Transcribe all of the material below word for word and leave out its pictures.
------------------------------------------------
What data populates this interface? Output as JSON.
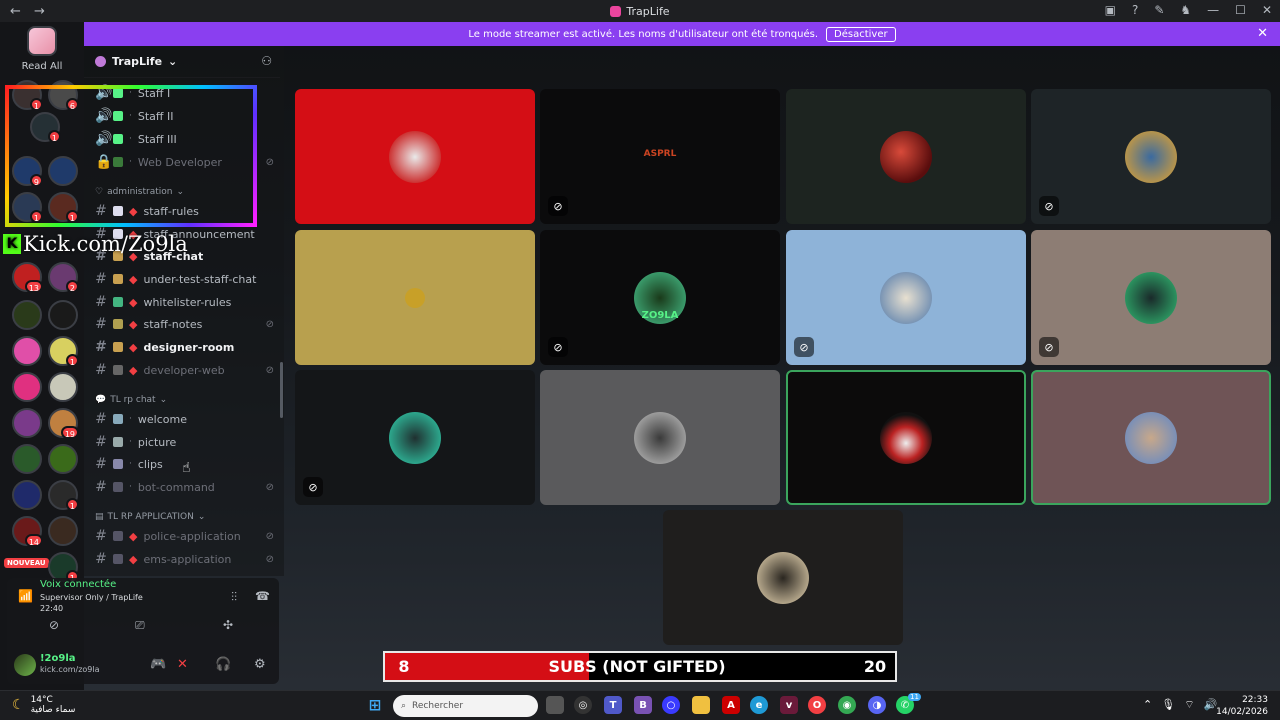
{
  "window": {
    "title": "TrapLife",
    "back": "←",
    "forward": "→",
    "controls": [
      "▣",
      "?",
      "✎",
      "♞",
      "—",
      "☐",
      "✕"
    ]
  },
  "servers": {
    "read_all": "Read All",
    "badges": [
      "1",
      "6",
      "1",
      "9",
      "1",
      "1",
      "8",
      "1",
      "13",
      "2",
      "1",
      "1",
      "1",
      "1",
      "19",
      "1",
      "14",
      "1"
    ],
    "nouveau": "NOUVEAU"
  },
  "overlay": {
    "kick_text": "Kick.com/Zo9la",
    "kick_letter": "K"
  },
  "banner": {
    "text": "Le mode streamer est activé. Les noms d'utilisateur ont été tronqués.",
    "button": "Désactiver"
  },
  "guild": {
    "name": "TrapLife"
  },
  "channels": [
    {
      "name": "Staff I"
    },
    {
      "name": "Staff II"
    },
    {
      "name": "Staff III"
    },
    {
      "name": "Web Developer"
    },
    {
      "name": "staff-rules"
    },
    {
      "name": "staff-announcement"
    },
    {
      "name": "staff-chat"
    },
    {
      "name": "under-test-staff-chat"
    },
    {
      "name": "whitelister-rules"
    },
    {
      "name": "staff-notes"
    },
    {
      "name": "designer-room"
    },
    {
      "name": "developer-web"
    },
    {
      "name": "welcome"
    },
    {
      "name": "picture"
    },
    {
      "name": "clips"
    },
    {
      "name": "bot-command"
    },
    {
      "name": "police-application"
    },
    {
      "name": "ems-application"
    }
  ],
  "categories": {
    "administration": "administration",
    "rp_chat": "TL rp chat",
    "rp_app": "TL RP APPLICATION"
  },
  "voice": {
    "status": "Voix connectée",
    "channel": "Supervisor Only / TrapLife",
    "time": "22:40"
  },
  "user": {
    "name": "!2o9la",
    "sub": "kick.com/zo9la"
  },
  "tiles": [
    {
      "bg": "#d40e15"
    },
    {
      "bg": "#0b0b0c",
      "text": "ASPRL"
    },
    {
      "bg": "#1d2420"
    },
    {
      "bg": "#1e2427"
    },
    {
      "bg": "#b8a04e"
    },
    {
      "bg": "#0b0b0c",
      "text": "ZO9LA"
    },
    {
      "bg": "#8eb3d8"
    },
    {
      "bg": "#8d7d74"
    },
    {
      "bg": "#141618"
    },
    {
      "bg": "#5a5a5c"
    },
    {
      "bg": "#0c0b0b"
    },
    {
      "bg": "#6f5456"
    },
    {
      "bg": "#1f1e1d"
    }
  ],
  "subs": {
    "current": "8",
    "label": "SUBS (NOT GIFTED)",
    "goal": "20",
    "progress": 0.4
  },
  "taskbar": {
    "temp": "14°C",
    "weather": "سماء صافية",
    "search": "Rechercher",
    "time": "22:33",
    "date": "14/02/2026",
    "badge": "11"
  }
}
------------------------------------------------
- TASK SOLUTION:
What data populates this interface? Output as JSON.
{
  "window": {
    "title": "TrapLife",
    "back": "←",
    "forward": "→",
    "controls": [
      "▣",
      "?",
      "✎",
      "♞",
      "—",
      "☐",
      "✕"
    ]
  },
  "servers": {
    "read_all": "Read All",
    "badges": [
      "1",
      "6",
      "1",
      "9",
      "1",
      "1",
      "8",
      "1",
      "13",
      "2",
      "1",
      "1",
      "1",
      "1",
      "19",
      "1",
      "14",
      "1"
    ],
    "nouveau": "NOUVEAU"
  },
  "overlay": {
    "kick_text": "Kick.com/Zo9la",
    "kick_letter": "K"
  },
  "banner": {
    "text": "Le mode streamer est activé. Les noms d'utilisateur ont été tronqués.",
    "button": "Désactiver"
  },
  "guild": {
    "name": "TrapLife"
  },
  "channels": [
    {
      "name": "Staff I"
    },
    {
      "name": "Staff II"
    },
    {
      "name": "Staff III"
    },
    {
      "name": "Web Developer"
    },
    {
      "name": "staff-rules"
    },
    {
      "name": "staff-announcement"
    },
    {
      "name": "staff-chat"
    },
    {
      "name": "under-test-staff-chat"
    },
    {
      "name": "whitelister-rules"
    },
    {
      "name": "staff-notes"
    },
    {
      "name": "designer-room"
    },
    {
      "name": "developer-web"
    },
    {
      "name": "welcome"
    },
    {
      "name": "picture"
    },
    {
      "name": "clips"
    },
    {
      "name": "bot-command"
    },
    {
      "name": "police-application"
    },
    {
      "name": "ems-application"
    }
  ],
  "categories": {
    "administration": "administration",
    "rp_chat": "TL rp chat",
    "rp_app": "TL RP APPLICATION"
  },
  "voice": {
    "status": "Voix connectée",
    "channel": "Supervisor Only / TrapLife",
    "time": "22:40"
  },
  "user": {
    "name": "!2o9la",
    "sub": "kick.com/zo9la"
  },
  "tiles": [
    {
      "bg": "#d40e15"
    },
    {
      "bg": "#0b0b0c",
      "text": "ASPRL"
    },
    {
      "bg": "#1d2420"
    },
    {
      "bg": "#1e2427"
    },
    {
      "bg": "#b8a04e"
    },
    {
      "bg": "#0b0b0c",
      "text": "ZO9LA"
    },
    {
      "bg": "#8eb3d8"
    },
    {
      "bg": "#8d7d74"
    },
    {
      "bg": "#141618"
    },
    {
      "bg": "#5a5a5c"
    },
    {
      "bg": "#0c0b0b"
    },
    {
      "bg": "#6f5456"
    },
    {
      "bg": "#1f1e1d"
    }
  ],
  "subs": {
    "current": "8",
    "label": "SUBS (NOT GIFTED)",
    "goal": "20",
    "progress": 0.4
  },
  "taskbar": {
    "temp": "14°C",
    "weather": "سماء صافية",
    "search": "Rechercher",
    "time": "22:33",
    "date": "14/02/2026",
    "badge": "11"
  }
}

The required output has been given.